## Data listing
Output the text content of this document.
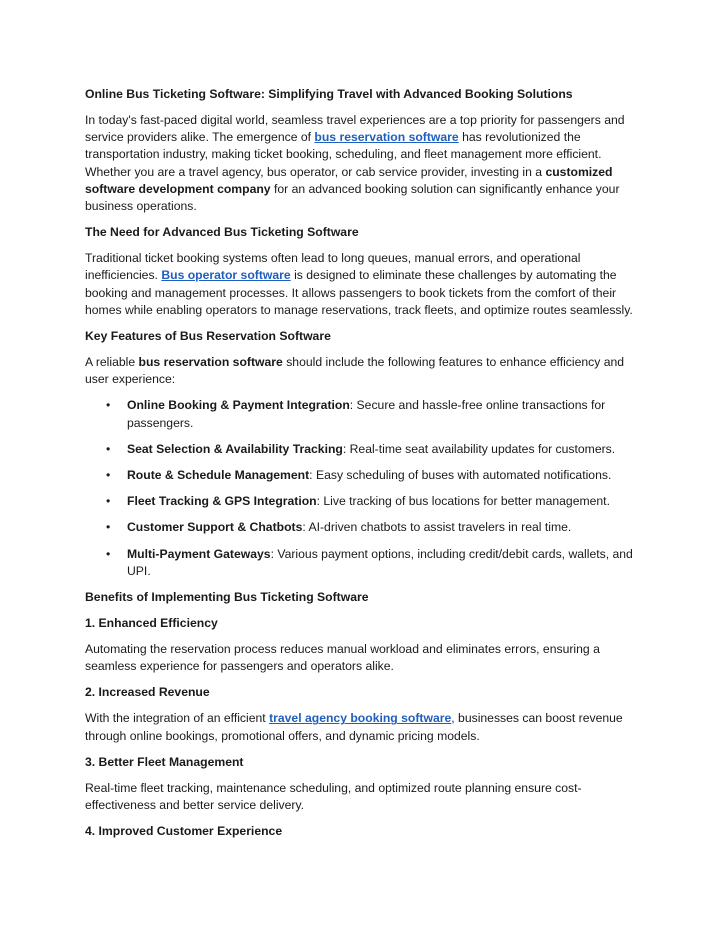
Online Bus Ticketing Software: Simplifying Travel with Advanced Booking Solutions

In today's fast-paced digital world, seamless travel experiences are a top priority for passengers and service providers alike. The emergence of bus reservation software has revolutionized the transportation industry, making ticket booking, scheduling, and fleet management more efficient. Whether you are a travel agency, bus operator, or cab service provider, investing in a customized software development company for an advanced booking solution can significantly enhance your business operations.

The Need for Advanced Bus Ticketing Software

Traditional ticket booking systems often lead to long queues, manual errors, and operational inefficiencies. Bus operator software is designed to eliminate these challenges by automating the booking and management processes. It allows passengers to book tickets from the comfort of their homes while enabling operators to manage reservations, track fleets, and optimize routes seamlessly.

Key Features of Bus Reservation Software

A reliable bus reservation software should include the following features to enhance efficiency and user experience:

• Online Booking & Payment Integration: Secure and hassle-free online transactions for passengers.
• Seat Selection & Availability Tracking: Real-time seat availability updates for customers.
• Route & Schedule Management: Easy scheduling of buses with automated notifications.
• Fleet Tracking & GPS Integration: Live tracking of bus locations for better management.
• Customer Support & Chatbots: AI-driven chatbots to assist travelers in real time.
• Multi-Payment Gateways: Various payment options, including credit/debit cards, wallets, and UPI.

Benefits of Implementing Bus Ticketing Software

1. Enhanced Efficiency

Automating the reservation process reduces manual workload and eliminates errors, ensuring a seamless experience for passengers and operators alike.

2. Increased Revenue

With the integration of an efficient travel agency booking software, businesses can boost revenue through online bookings, promotional offers, and dynamic pricing models.

3. Better Fleet Management

Real-time fleet tracking, maintenance scheduling, and optimized route planning ensure cost-effectiveness and better service delivery.

4. Improved Customer Experience
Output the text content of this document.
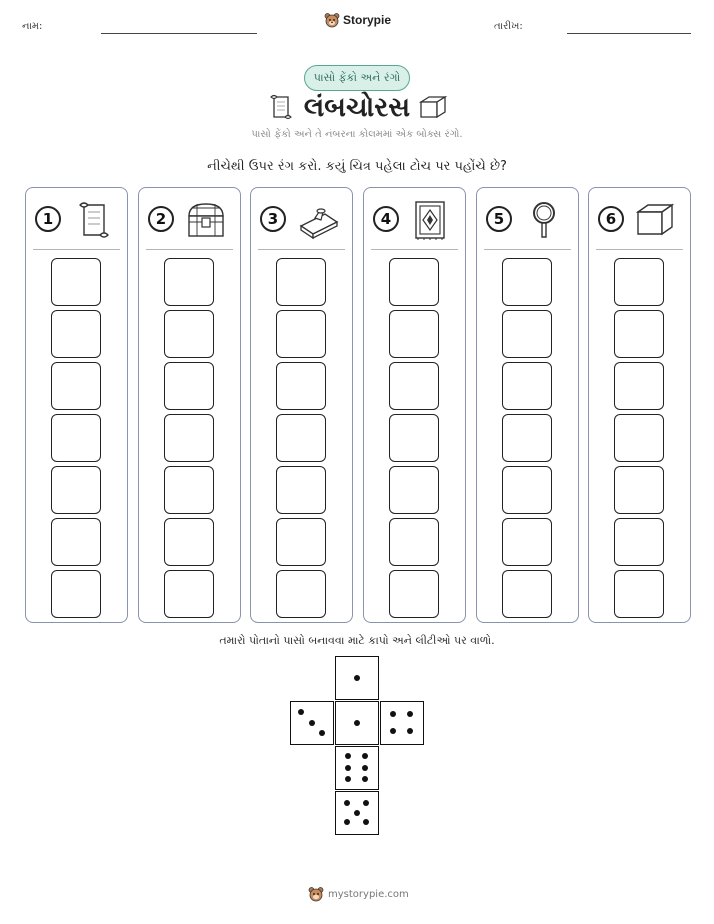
નામ:	Storypie	તારીખ:
પાસો ફેંકો અને રંગો
લંબચોરસ
પાસો ફેંકો અને તે નંબરના કોલમમાં એક બોક્સ રંગો.
નીચેથી ઉપર રંગ કરો. કયું ચિત્ર પહેલા ટોચ પર પહોંચે છે?
1	2	3	4	5	6
તમારો પોતાનો પાસો બનાવવા માટે કાપો અને લીટીઓ પર વાળો.
mystorypie.com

## Problem details
Gather each line that holds "service".

## Result of the exercise
In today's fast-paced digital world, seamless travel experiences are a top priority for passengers and service providers alike. The emergence of bus reservation software has revolutionized the transportation industry, making ticket booking, scheduling, and fleet management more efficient. Whether you are a travel agency, bus operator, or cab service provider, investing in a customized software development company for an advanced booking solution can significantly enhance your business operations.
Real-time fleet tracking, maintenance scheduling, and optimized route planning ensure cost-effectiveness and better service delivery.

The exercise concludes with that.